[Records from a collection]

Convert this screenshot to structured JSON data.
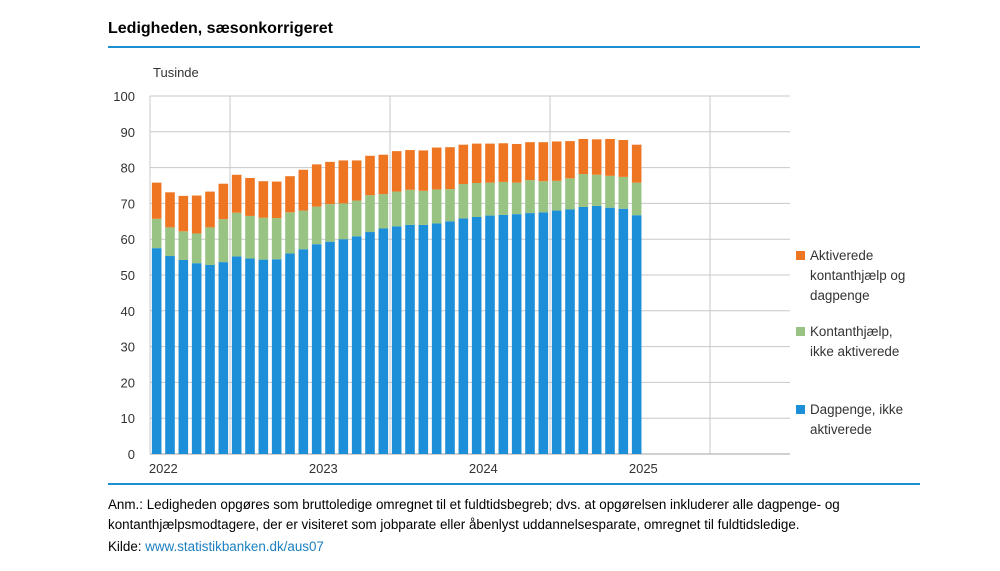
{
  "header": {
    "title": "Ledigheden, sæsonkorrigeret"
  },
  "chart_data": {
    "type": "bar",
    "stacked": true,
    "ylabel": "Tusinde",
    "ylim": [
      0,
      100
    ],
    "yticks": [
      0,
      10,
      20,
      30,
      40,
      50,
      60,
      70,
      80,
      90,
      100
    ],
    "grid": true,
    "x_periods": [
      "2021M07",
      "2021M08",
      "2021M09",
      "2021M10",
      "2021M11",
      "2021M12",
      "2022M01",
      "2022M02",
      "2022M03",
      "2022M04",
      "2022M05",
      "2022M06",
      "2022M07",
      "2022M08",
      "2022M09",
      "2022M10",
      "2022M11",
      "2022M12",
      "2023M01",
      "2023M02",
      "2023M03",
      "2023M04",
      "2023M05",
      "2023M06",
      "2023M07",
      "2023M08",
      "2023M09",
      "2023M10",
      "2023M11",
      "2023M12",
      "2024M01",
      "2024M02",
      "2024M03",
      "2024M04",
      "2024M05",
      "2024M06",
      "2024M07"
    ],
    "x_axis_range": [
      "2021M07",
      "2025M06"
    ],
    "year_labels": [
      {
        "label": "2022",
        "start": "2022M01"
      },
      {
        "label": "2023",
        "start": "2023M01"
      },
      {
        "label": "2024",
        "start": "2024M01"
      },
      {
        "label": "2025",
        "start": "2025M01"
      }
    ],
    "series": [
      {
        "name": "Dagpenge, ikke aktiverede",
        "color": "#1c8fd8",
        "values": [
          57.5,
          55.3,
          54.2,
          53.3,
          52.8,
          53.6,
          55.2,
          54.6,
          54.3,
          54.4,
          56.0,
          57.2,
          58.6,
          59.3,
          60.0,
          60.8,
          62.0,
          63.0,
          63.6,
          64.0,
          64.0,
          64.4,
          65.0,
          65.8,
          66.2,
          66.6,
          66.8,
          67.0,
          67.3,
          67.5,
          68.0,
          68.3,
          69.0,
          69.3,
          68.8,
          68.5,
          66.7
        ]
      },
      {
        "name": "Kontanthjælp, ikke aktiverede",
        "color": "#98c383",
        "values": [
          8.2,
          8.0,
          8.0,
          8.3,
          10.5,
          12.0,
          12.2,
          11.9,
          11.7,
          11.5,
          11.5,
          10.8,
          10.5,
          10.5,
          10.0,
          10.0,
          10.3,
          9.6,
          9.7,
          9.8,
          9.5,
          9.5,
          9.0,
          9.6,
          9.5,
          9.2,
          9.2,
          8.8,
          9.2,
          8.7,
          8.3,
          8.7,
          9.2,
          8.7,
          8.9,
          8.9,
          9.1
        ]
      },
      {
        "name": "Aktiverede kontanthjælp og dagpenge",
        "color": "#ee7623",
        "values": [
          10.1,
          9.8,
          9.9,
          10.6,
          10.0,
          9.9,
          10.6,
          10.6,
          10.2,
          10.2,
          10.1,
          11.4,
          11.8,
          11.8,
          12.0,
          11.2,
          11.0,
          11.0,
          11.3,
          11.1,
          11.3,
          11.7,
          11.7,
          11.0,
          11.0,
          10.9,
          10.8,
          10.8,
          10.6,
          10.9,
          11.0,
          10.4,
          9.8,
          9.9,
          10.3,
          10.3,
          10.6
        ]
      }
    ],
    "legend": {
      "position": "right",
      "order": [
        "Aktiverede kontanthjælp og dagpenge",
        "Kontanthjælp, ikke aktiverede",
        "Dagpenge, ikke aktiverede"
      ]
    }
  },
  "footer": {
    "note": "Anm.: Ledigheden opgøres som bruttoledige omregnet til et fuldtidsbegreb; dvs. at opgørelsen inkluderer alle dagpenge- og kontanthjælpsmodtagere, der er visiteret som jobparate eller åbenlyst uddannelsesparate, omregnet til fuldtidsledige.",
    "source_prefix": "Kilde: ",
    "source_link": "www.statistikbanken.dk/aus07"
  }
}
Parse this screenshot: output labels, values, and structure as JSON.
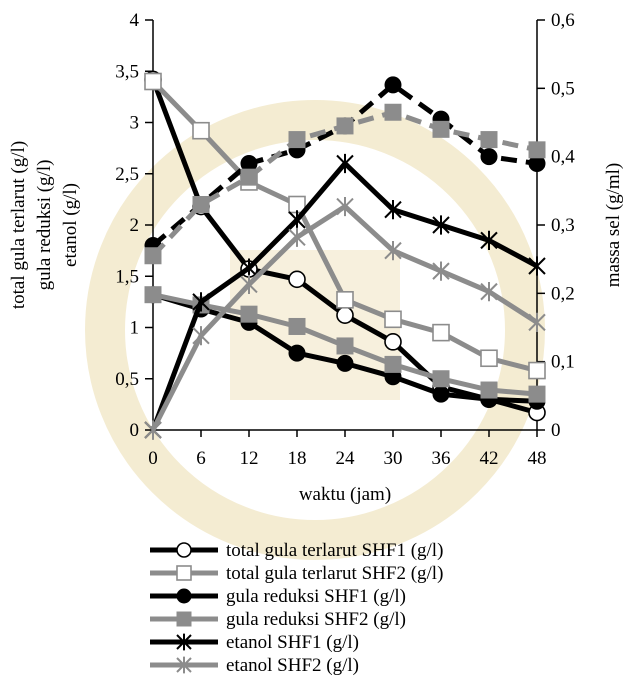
{
  "chart_data": {
    "type": "line",
    "x": [
      0,
      6,
      12,
      18,
      24,
      30,
      36,
      42,
      48
    ],
    "xlabel": "waktu (jam)",
    "ylabel_left": [
      "total gula terlarut (g/l)",
      "gula reduksi (g/l)",
      "etanol (g/l)"
    ],
    "ylabel_right": "massa sel (g/ml)",
    "ylim_left": [
      0,
      4
    ],
    "ylim_right": [
      0,
      0.6
    ],
    "x_ticks": [
      "0",
      "6",
      "12",
      "18",
      "24",
      "30",
      "36",
      "42",
      "48"
    ],
    "y_left_ticks": [
      "0",
      "0,5",
      "1",
      "1,5",
      "2",
      "2,5",
      "3",
      "3,5",
      "4"
    ],
    "y_right_ticks": [
      "0",
      "0,1",
      "0,2",
      "0,3",
      "0,4",
      "0,5",
      "0,6"
    ],
    "grid": false,
    "legend_position": "bottom",
    "series": [
      {
        "name": "total gula terlarut SHF1 (g/l)",
        "axis": "left",
        "values": [
          3.42,
          2.18,
          1.57,
          1.47,
          1.12,
          0.86,
          0.42,
          0.3,
          0.17
        ],
        "marker": "open-circle",
        "color": "#000000"
      },
      {
        "name": "total gula terlarut SHF2 (g/l)",
        "axis": "left",
        "values": [
          3.4,
          2.92,
          2.42,
          2.2,
          1.27,
          1.08,
          0.95,
          0.7,
          0.58
        ],
        "marker": "open-square",
        "color": "#8c8c8c"
      },
      {
        "name": "gula reduksi SHF1 (g/l)",
        "axis": "left",
        "values": [
          1.32,
          1.18,
          1.05,
          0.75,
          0.65,
          0.52,
          0.35,
          0.3,
          0.28
        ],
        "marker": "filled-circle",
        "color": "#000000"
      },
      {
        "name": "gula reduksi SHF2 (g/l)",
        "axis": "left",
        "values": [
          1.32,
          1.22,
          1.13,
          1.01,
          0.82,
          0.64,
          0.5,
          0.39,
          0.35
        ],
        "marker": "filled-square",
        "color": "#8c8c8c"
      },
      {
        "name": "etanol SHF1 (g/l)",
        "axis": "left",
        "values": [
          0,
          1.25,
          1.58,
          2.05,
          2.6,
          2.15,
          2.0,
          1.85,
          1.6
        ],
        "marker": "star",
        "color": "#000000"
      },
      {
        "name": "etanol SHF2 (g/l)",
        "axis": "left",
        "values": [
          0,
          0.92,
          1.42,
          1.88,
          2.18,
          1.75,
          1.55,
          1.35,
          1.05
        ],
        "marker": "star",
        "color": "#8c8c8c"
      },
      {
        "axis": "right",
        "values": [
          0.27,
          0.33,
          0.39,
          0.41,
          0.445,
          0.505,
          0.455,
          0.4,
          0.39
        ],
        "marker": "filled-circle",
        "line": "dashed",
        "color": "#000000",
        "in_legend": false
      },
      {
        "axis": "right",
        "values": [
          0.255,
          0.33,
          0.37,
          0.425,
          0.445,
          0.465,
          0.44,
          0.425,
          0.41
        ],
        "marker": "filled-square",
        "line": "dashed",
        "color": "#8c8c8c",
        "in_legend": false
      }
    ]
  }
}
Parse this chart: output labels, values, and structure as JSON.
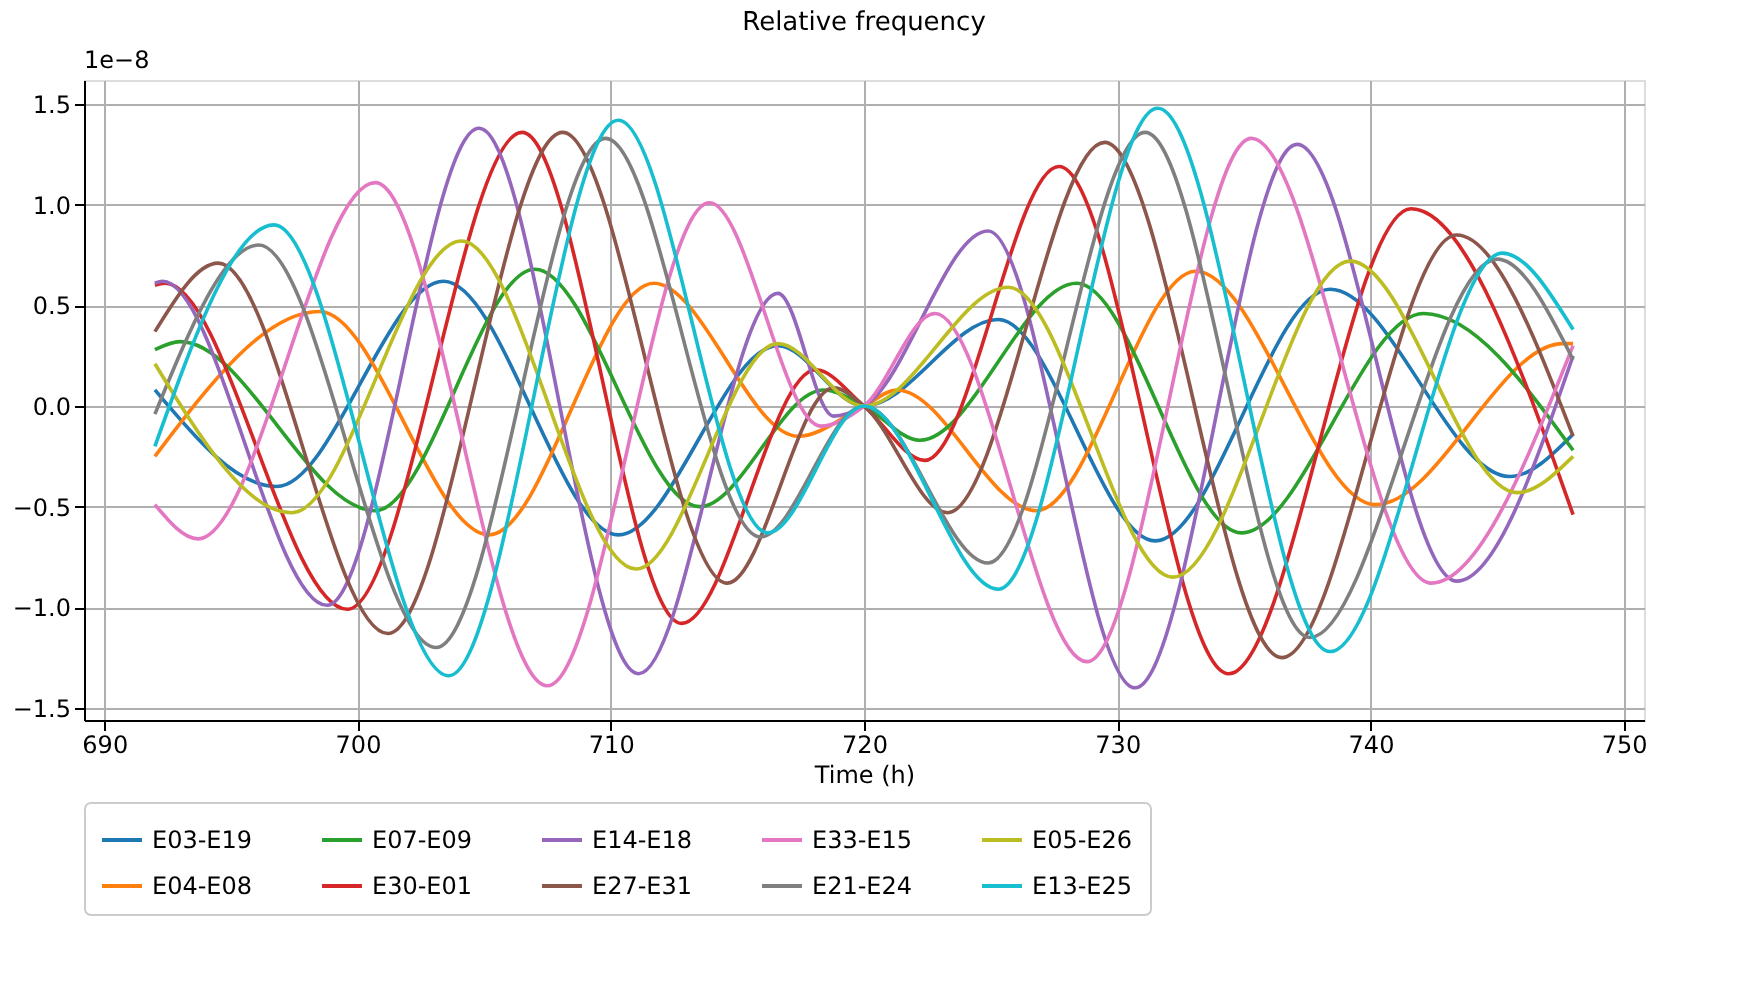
{
  "chart_data": {
    "type": "line",
    "title": "Relative frequency",
    "xlabel": "Time (h)",
    "annotations": [
      "1e−8"
    ],
    "xlim": [
      689.2,
      750.8
    ],
    "xticks": [
      690,
      700,
      710,
      720,
      730,
      740,
      750
    ],
    "ylim": [
      -1.56,
      1.62
    ],
    "yticks": [
      {
        "value": -1.5,
        "label": "−1.5"
      },
      {
        "value": -1.0,
        "label": "−1.0"
      },
      {
        "value": -0.5,
        "label": "−0.5"
      },
      {
        "value": 0,
        "label": "0.0"
      },
      {
        "value": 0.5,
        "label": "0.5"
      },
      {
        "value": 1.0,
        "label": "1.0"
      },
      {
        "value": 1.5,
        "label": "1.5"
      }
    ],
    "grid": true,
    "legend": "bottom",
    "marker": "none",
    "line_style": "solid",
    "series": [
      {
        "name": "E03-E19",
        "color": "#1f77b4",
        "x": [
          692,
          696.8,
          703.4,
          710.3,
          716.6,
          720,
          725.3,
          731.5,
          738.4,
          745.5,
          748
        ],
        "values": [
          0.08,
          -0.4,
          0.62,
          -0.64,
          0.3,
          0,
          0.43,
          -0.67,
          0.58,
          -0.35,
          -0.14
        ]
      },
      {
        "name": "E04-E08",
        "color": "#ff7f0e",
        "x": [
          692,
          698.5,
          705.2,
          711.7,
          717.4,
          720,
          721.3,
          726.8,
          733.1,
          740.2,
          747.6,
          748
        ],
        "values": [
          -0.25,
          0.47,
          -0.64,
          0.61,
          -0.15,
          0,
          0.08,
          -0.52,
          0.67,
          -0.49,
          0.31,
          0.31
        ]
      },
      {
        "name": "E07-E09",
        "color": "#2ca02c",
        "x": [
          692,
          693,
          700.7,
          707,
          713.5,
          718.4,
          720,
          722.2,
          728.4,
          734.9,
          742.1,
          748
        ],
        "values": [
          0.28,
          0.32,
          -0.52,
          0.68,
          -0.5,
          0.08,
          0,
          -0.17,
          0.61,
          -0.63,
          0.46,
          -0.22
        ]
      },
      {
        "name": "E30-E01",
        "color": "#d62728",
        "x": [
          692,
          692.4,
          699.6,
          706.5,
          712.8,
          718.1,
          720,
          722.4,
          727.7,
          734.4,
          741.6,
          748
        ],
        "values": [
          0.6,
          0.61,
          -1.01,
          1.36,
          -1.08,
          0.18,
          0,
          -0.27,
          1.19,
          -1.33,
          0.98,
          -0.54
        ]
      },
      {
        "name": "E14-E18",
        "color": "#9467bd",
        "x": [
          692,
          692.3,
          698.8,
          704.8,
          711.1,
          716.6,
          718.8,
          720,
          724.9,
          730.7,
          737.1,
          743.4,
          748
        ],
        "values": [
          0.61,
          0.62,
          -0.99,
          1.38,
          -1.33,
          0.56,
          -0.05,
          0,
          0.87,
          -1.4,
          1.3,
          -0.87,
          0.25
        ]
      },
      {
        "name": "E27-E31",
        "color": "#8c564b",
        "x": [
          692,
          694.5,
          701.2,
          708.1,
          714.6,
          718.8,
          720,
          723.3,
          729.5,
          736.5,
          743.4,
          748
        ],
        "values": [
          0.37,
          0.71,
          -1.13,
          1.36,
          -0.88,
          0.09,
          0,
          -0.53,
          1.31,
          -1.25,
          0.85,
          -0.15
        ]
      },
      {
        "name": "E33-E15",
        "color": "#e377c2",
        "x": [
          692,
          693.7,
          700.7,
          707.5,
          713.9,
          718.3,
          720,
          722.8,
          728.8,
          735.3,
          742.4,
          748
        ],
        "values": [
          -0.49,
          -0.66,
          1.11,
          -1.39,
          1.01,
          -0.1,
          0,
          0.46,
          -1.27,
          1.33,
          -0.88,
          0.3
        ]
      },
      {
        "name": "E21-E24",
        "color": "#7f7f7f",
        "x": [
          692,
          696.1,
          703.1,
          709.8,
          715.9,
          720,
          724.9,
          731.1,
          737.6,
          745,
          748
        ],
        "values": [
          -0.04,
          0.8,
          -1.2,
          1.33,
          -0.65,
          0,
          -0.78,
          1.36,
          -1.15,
          0.73,
          0.23
        ]
      },
      {
        "name": "E05-E26",
        "color": "#bcbd22",
        "x": [
          692,
          697.4,
          704.1,
          711,
          716.6,
          720,
          725.7,
          732.2,
          739.2,
          745.8,
          748
        ],
        "values": [
          0.21,
          -0.53,
          0.82,
          -0.81,
          0.31,
          0,
          0.59,
          -0.85,
          0.72,
          -0.43,
          -0.25
        ]
      },
      {
        "name": "E13-E25",
        "color": "#17becf",
        "x": [
          692,
          696.7,
          703.6,
          710.3,
          716.2,
          720,
          725.3,
          731.6,
          738.4,
          745.2,
          748
        ],
        "values": [
          -0.2,
          0.9,
          -1.34,
          1.42,
          -0.63,
          0,
          -0.91,
          1.48,
          -1.22,
          0.76,
          0.38
        ]
      }
    ]
  }
}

Brief>
Where a line above contains the string "bottom", copy that line.

Complete response>
    "legend_position": "bottom",
    "legend": "bottom",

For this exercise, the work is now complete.